- **EXERCISE INSTRUCTIONS**: Omit images. Retype all entries verbatim.

[Extracted data entries]
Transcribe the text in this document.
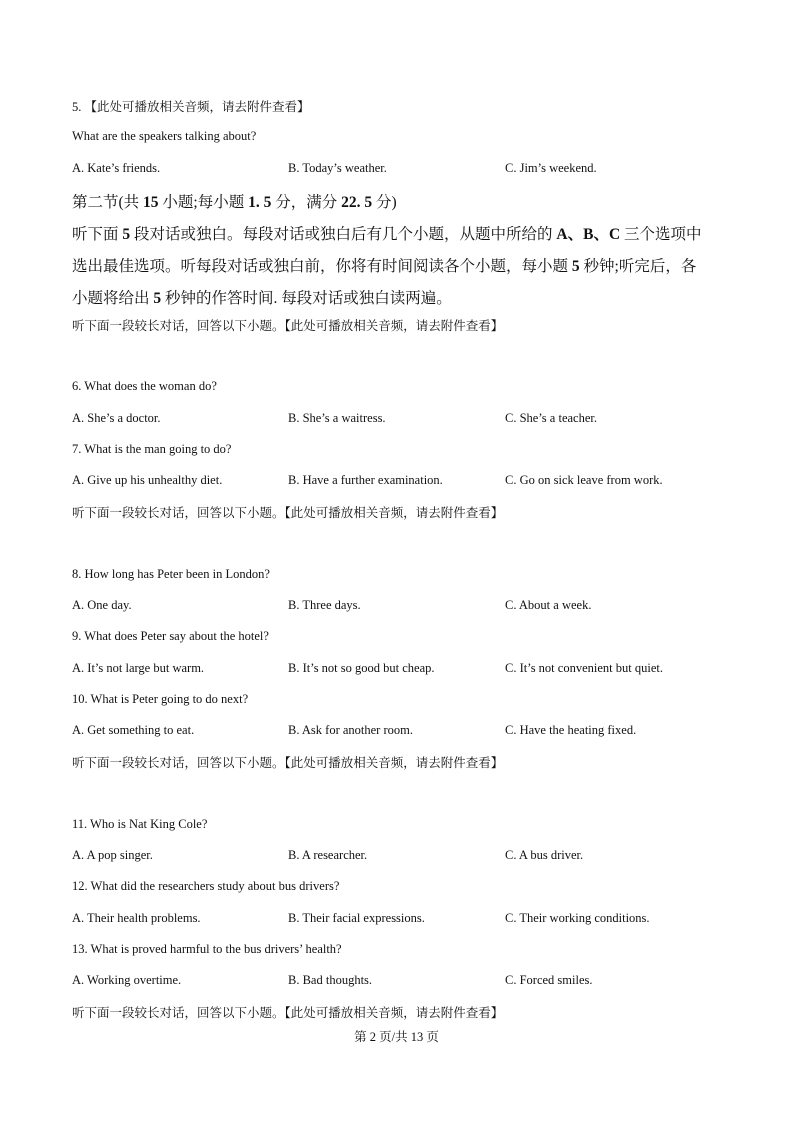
5. 【此处可播放相关音频，请去附件查看】
What are the speakers talking about?
A. Kate’s friends.	B. Today’s weather.	C. Jim’s weekend.
第二节(共 15 小题;每小题 1. 5 分，满分 22. 5 分)
听下面 5 段对话或独白。每段对话或独白后有几个小题，从题中所给的 A、B、C 三个选项中
选出最佳选项。听每段对话或独白前，你将有时间阅读各个小题，每小题 5 秒钟;听完后，各
小题将给出 5 秒钟的作答时间. 每段对话或独白读两遍。
听下面一段较长对话，回答以下小题。【此处可播放相关音频，请去附件查看】
6. What does the woman do?
A. She’s a doctor.	B. She’s a waitress.	C. She’s a teacher.
7. What is the man going to do?
A. Give up his unhealthy diet.	B. Have a further examination.	C. Go on sick leave from work.
听下面一段较长对话，回答以下小题。【此处可播放相关音频，请去附件查看】
8. How long has Peter been in London?
A. One day.	B. Three days.	C. About a week.
9. What does Peter say about the hotel?
A. It’s not large but warm.	B. It’s not so good but cheap.	C. It’s not convenient but quiet.
10. What is Peter going to do next?
A. Get something to eat.	B. Ask for another room.	C. Have the heating fixed.
听下面一段较长对话，回答以下小题。【此处可播放相关音频，请去附件查看】
11. Who is Nat King Cole?
A. A pop singer.	B. A researcher.	C. A bus driver.
12. What did the researchers study about bus drivers?
A. Their health problems.	B. Their facial expressions.	C. Their working conditions.
13. What is proved harmful to the bus drivers’ health?
A. Working overtime.	B. Bad thoughts.	C. Forced smiles.
听下面一段较长对话，回答以下小题。【此处可播放相关音频，请去附件查看】
第 2 页/共 13 页
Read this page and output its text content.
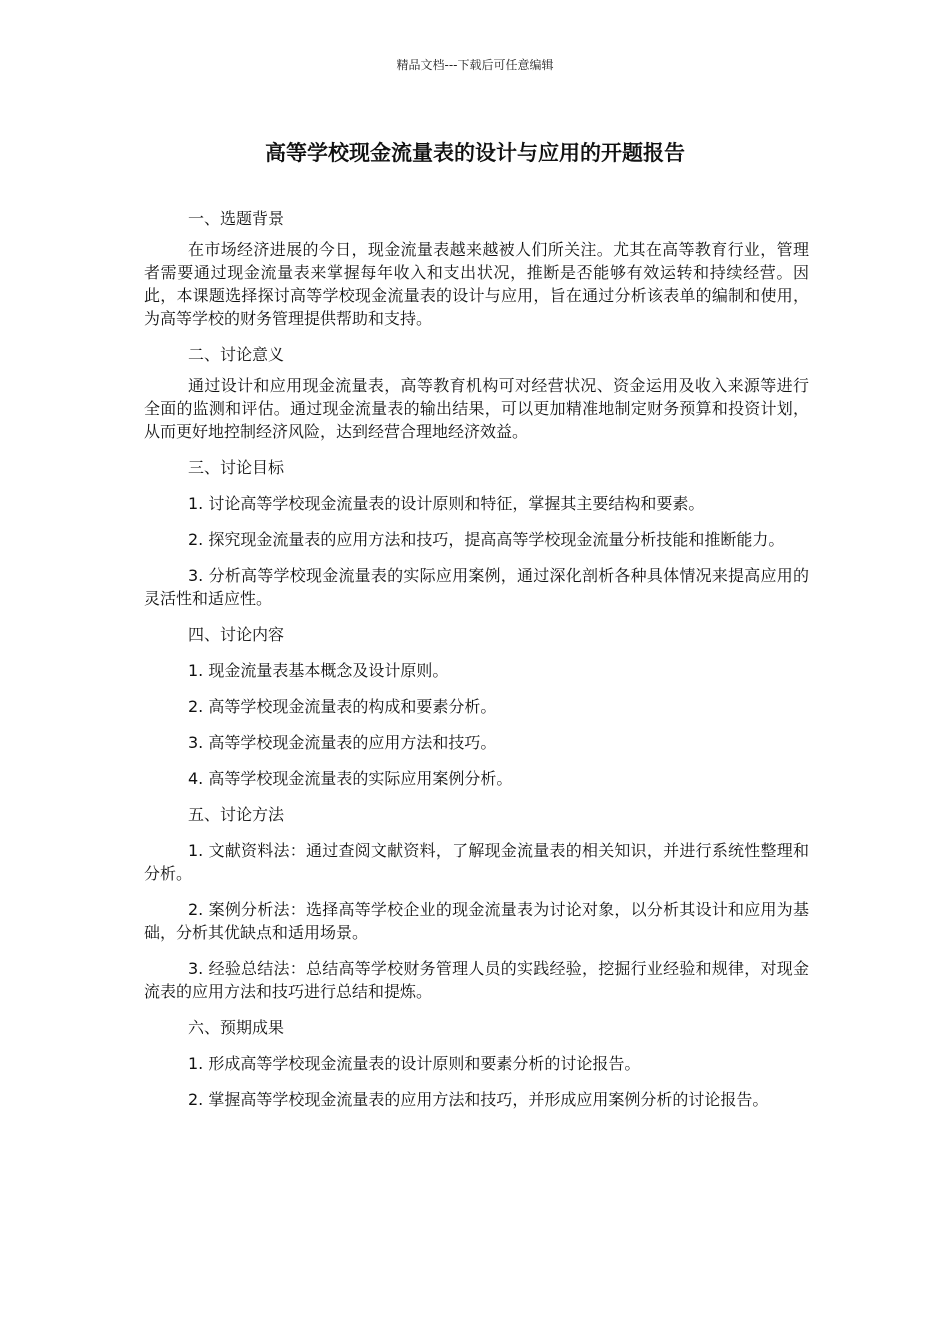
精品文档---下载后可任意编辑
高等学校现金流量表的设计与应用的开题报告

一、选题背景

在市场经济进展的今日，现金流量表越来越被人们所关注。尤其在高等教育行业，管理者需要通过现金流量表来掌握每年收入和支出状况，推断是否能够有效运转和持续经营。因此，本课题选择探讨高等学校现金流量表的设计与应用，旨在通过分析该表单的编制和使用，为高等学校的财务管理提供帮助和支持。

二、讨论意义

通过设计和应用现金流量表，高等教育机构可对经营状况、资金运用及收入来源等进行全面的监测和评估。通过现金流量表的输出结果，可以更加精准地制定财务预算和投资计划，从而更好地控制经济风险，达到经营合理地经济效益。

三、讨论目标

1. 讨论高等学校现金流量表的设计原则和特征，掌握其主要结构和要素。

2. 探究现金流量表的应用方法和技巧，提高高等学校现金流量分析技能和推断能力。

3. 分析高等学校现金流量表的实际应用案例，通过深化剖析各种具体情况来提高应用的灵活性和适应性。

四、讨论内容

1. 现金流量表基本概念及设计原则。

2. 高等学校现金流量表的构成和要素分析。

3. 高等学校现金流量表的应用方法和技巧。

4. 高等学校现金流量表的实际应用案例分析。

五、讨论方法

1. 文献资料法：通过查阅文献资料，了解现金流量表的相关知识，并进行系统性整理和分析。

2. 案例分析法：选择高等学校企业的现金流量表为讨论对象，以分析其设计和应用为基础，分析其优缺点和适用场景。

3. 经验总结法：总结高等学校财务管理人员的实践经验，挖掘行业经验和规律，对现金流表的应用方法和技巧进行总结和提炼。

六、预期成果

1. 形成高等学校现金流量表的设计原则和要素分析的讨论报告。

2. 掌握高等学校现金流量表的应用方法和技巧，并形成应用案例分析的讨论报告。
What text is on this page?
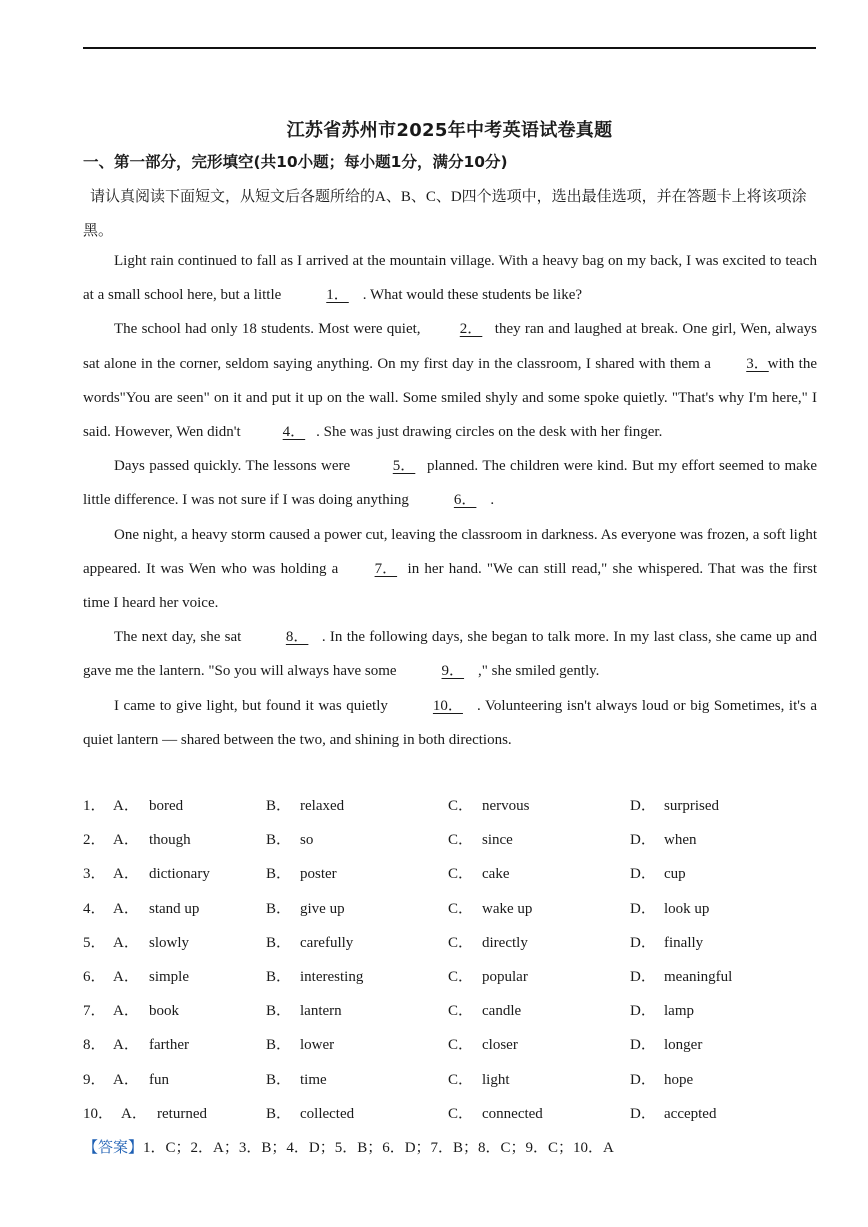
江苏省苏州市2025年中考英语试卷真题
一、第一部分，完形填空(共10小题；每小题1分，满分10分)
请认真阅读下面短文，从短文后各题所给的A、B、C、D四个选项中，选出最佳选项，并在答题卡上将该项涂黑。

Light rain continued to fall as I arrived at the mountain village. With a heavy bag on my back, I was excited to teach at a small school here, but a little	1． . What would these students be like?

The school had only 18 students. Most were quiet,	2． they ran and laughed at break. One girl, Wen, always sat alone in the corner, seldom saying anything. On my first day in the classroom, I shared with them a 3． with the words"You are seen" on it and put it up on the wall. Some smiled shyly and some spoke quietly. "That's why I'm here," I said. However, Wen didn't	4． . She was just drawing circles on the desk with her finger.

Days passed quickly. The lessons were	5． planned. The children were kind. But my effort seemed to make little difference. I was not sure if I was doing anything	6． .

One night, a heavy storm caused a power cut, leaving the classroom in darkness. As everyone was frozen, a soft light appeared. It was Wen who was holding a 7． in her hand. "We can still read," she whispered. That was the first time I heard her voice.

The next day, she sat	8． . In the following days, she began to talk more. In my last class, she came up and gave me the lantern. "So you will always have some	9． ," she smiled gently.

I came to give light, but found it was quietly	10． . Volunteering isn't always loud or big Sometimes, it's a quiet lantern — shared between the two, and shining in both directions.

1． A． bored	B． relaxed	C． nervous	D． surprised
2． A． though	B． so	C． since	D． when
3． A． dictionary	B． poster	C． cake	D． cup
4． A． stand up	B． give up	C． wake up	D． look up
5． A． slowly	B． carefully	C． directly	D． finally
6． A． simple	B． interesting	C． popular	D． meaningful
7． A． book	B． lantern	C． candle	D． lamp
8． A． farther	B． lower	C． closer	D． longer
9． A． fun	B． time	C． light	D． hope
10． A． returned	B． collected	C． connected	D． accepted
【答案】1．C；2．A；3．B；4．D；5．B；6．D；7．B；8．C；9．C；10．A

- **SOLVED PROBLEM**:
Transcribe the text in this document.
5. 【此处可播放相关音频，请去附件查看】
What are the speakers talking about?
A. Kate’s friends.	B. Today’s weather.	C. Jim’s weekend.
第二节(共 15 小题;每小题 1. 5 分，满分 22. 5 分)
听下面 5 段对话或独白。每段对话或独白后有几个小题，从题中所给的 A、B、C 三个选项中
选出最佳选项。听每段对话或独白前，你将有时间阅读各个小题，每小题 5 秒钟;听完后，各
小题将给出 5 秒钟的作答时间. 每段对话或独白读两遍。
听下面一段较长对话，回答以下小题。【此处可播放相关音频，请去附件查看】
6. What does the woman do?
A. She’s a doctor.	B. She’s a waitress.	C. She’s a teacher.
7. What is the man going to do?
A. Give up his unhealthy diet.	B. Have a further examination.	C. Go on sick leave from work.
听下面一段较长对话，回答以下小题。【此处可播放相关音频，请去附件查看】
8. How long has Peter been in London?
A. One day.	B. Three days.	C. About a week.
9. What does Peter say about the hotel?
A. It’s not large but warm.	B. It’s not so good but cheap.	C. It’s not convenient but quiet.
10. What is Peter going to do next?
A. Get something to eat.	B. Ask for another room.	C. Have the heating fixed.
听下面一段较长对话，回答以下小题。【此处可播放相关音频，请去附件查看】
11. Who is Nat King Cole?
A. A pop singer.	B. A researcher.	C. A bus driver.
12. What did the researchers study about bus drivers?
A. Their health problems.	B. Their facial expressions.	C. Their working conditions.
13. What is proved harmful to the bus drivers’ health?
A. Working overtime.	B. Bad thoughts.	C. Forced smiles.
听下面一段较长对话，回答以下小题。【此处可播放相关音频，请去附件查看】
第 2 页/共 13 页
Read this page and output its text content.
精品文档---下载后可任意编辑
高等学校现金流量表的设计与应用的开题报告

一、选题背景

在市场经济进展的今日，现金流量表越来越被人们所关注。尤其在高等教育行业，管理者需要通过现金流量表来掌握每年收入和支出状况，推断是否能够有效运转和持续经营。因此，本课题选择探讨高等学校现金流量表的设计与应用，旨在通过分析该表单的编制和使用，为高等学校的财务管理提供帮助和支持。

二、讨论意义

通过设计和应用现金流量表，高等教育机构可对经营状况、资金运用及收入来源等进行全面的监测和评估。通过现金流量表的输出结果，可以更加精准地制定财务预算和投资计划，从而更好地控制经济风险，达到经营合理地经济效益。

三、讨论目标

1. 讨论高等学校现金流量表的设计原则和特征，掌握其主要结构和要素。

2. 探究现金流量表的应用方法和技巧，提高高等学校现金流量分析技能和推断能力。

3. 分析高等学校现金流量表的实际应用案例，通过深化剖析各种具体情况来提高应用的灵活性和适应性。

四、讨论内容

1. 现金流量表基本概念及设计原则。

2. 高等学校现金流量表的构成和要素分析。

3. 高等学校现金流量表的应用方法和技巧。

4. 高等学校现金流量表的实际应用案例分析。

五、讨论方法

1. 文献资料法：通过查阅文献资料，了解现金流量表的相关知识，并进行系统性整理和分析。

2. 案例分析法：选择高等学校企业的现金流量表为讨论对象，以分析其设计和应用为基础，分析其优缺点和适用场景。

3. 经验总结法：总结高等学校财务管理人员的实践经验，挖掘行业经验和规律，对现金流表的应用方法和技巧进行总结和提炼。

六、预期成果

1. 形成高等学校现金流量表的设计原则和要素分析的讨论报告。

2. 掌握高等学校现金流量表的应用方法和技巧，并形成应用案例分析的讨论报告。
What text is on this page?
江苏省苏州市2025年中考英语试卷真题
一、第一部分，完形填空(共10小题；每小题1分，满分10分)
请认真阅读下面短文，从短文后各题所给的A、B、C、D四个选项中，选出最佳选项，并在答题卡上将该项涂黑。

Light rain continued to fall as I arrived at the mountain village. With a heavy bag on my back, I was excited to teach at a small school here, but a little	1． . What would these students be like?

The school had only 18 students. Most were quiet,	2． they ran and laughed at break. One girl, Wen, always sat alone in the corner, seldom saying anything. On my first day in the classroom, I shared with them a 3． with the words"You are seen" on it and put it up on the wall. Some smiled shyly and some spoke quietly. "That's why I'm here," I said. However, Wen didn't	4． . She was just drawing circles on the desk with her finger.

Days passed quickly. The lessons were	5． planned. The children were kind. But my effort seemed to make little difference. I was not sure if I was doing anything	6． .

One night, a heavy storm caused a power cut, leaving the classroom in darkness. As everyone was frozen, a soft light appeared. It was Wen who was holding a 7． in her hand. "We can still read," she whispered. That was the first time I heard her voice.

The next day, she sat	8． . In the following days, she began to talk more. In my last class, she came up and gave me the lantern. "So you will always have some	9． ," she smiled gently.

I came to give light, but found it was quietly	10． . Volunteering isn't always loud or big Sometimes, it's a quiet lantern — shared between the two, and shining in both directions.

1． A． bored	B． relaxed	C． nervous	D． surprised
2． A． though	B． so	C． since	D． when
3． A． dictionary	B． poster	C． cake	D． cup
4． A． stand up	B． give up	C． wake up	D． look up
5． A． slowly	B． carefully	C． directly	D． finally
6． A． simple	B． interesting	C． popular	D． meaningful
7． A． book	B． lantern	C． candle	D． lamp
8． A． farther	B． lower	C． closer	D． longer
9． A． fun	B． time	C． light	D． hope
10． A． returned	B． collected	C． connected	D． accepted
【答案】1．C；2．A；3．B；4．D；5．B；6．D；7．B；8．C；9．C；10．A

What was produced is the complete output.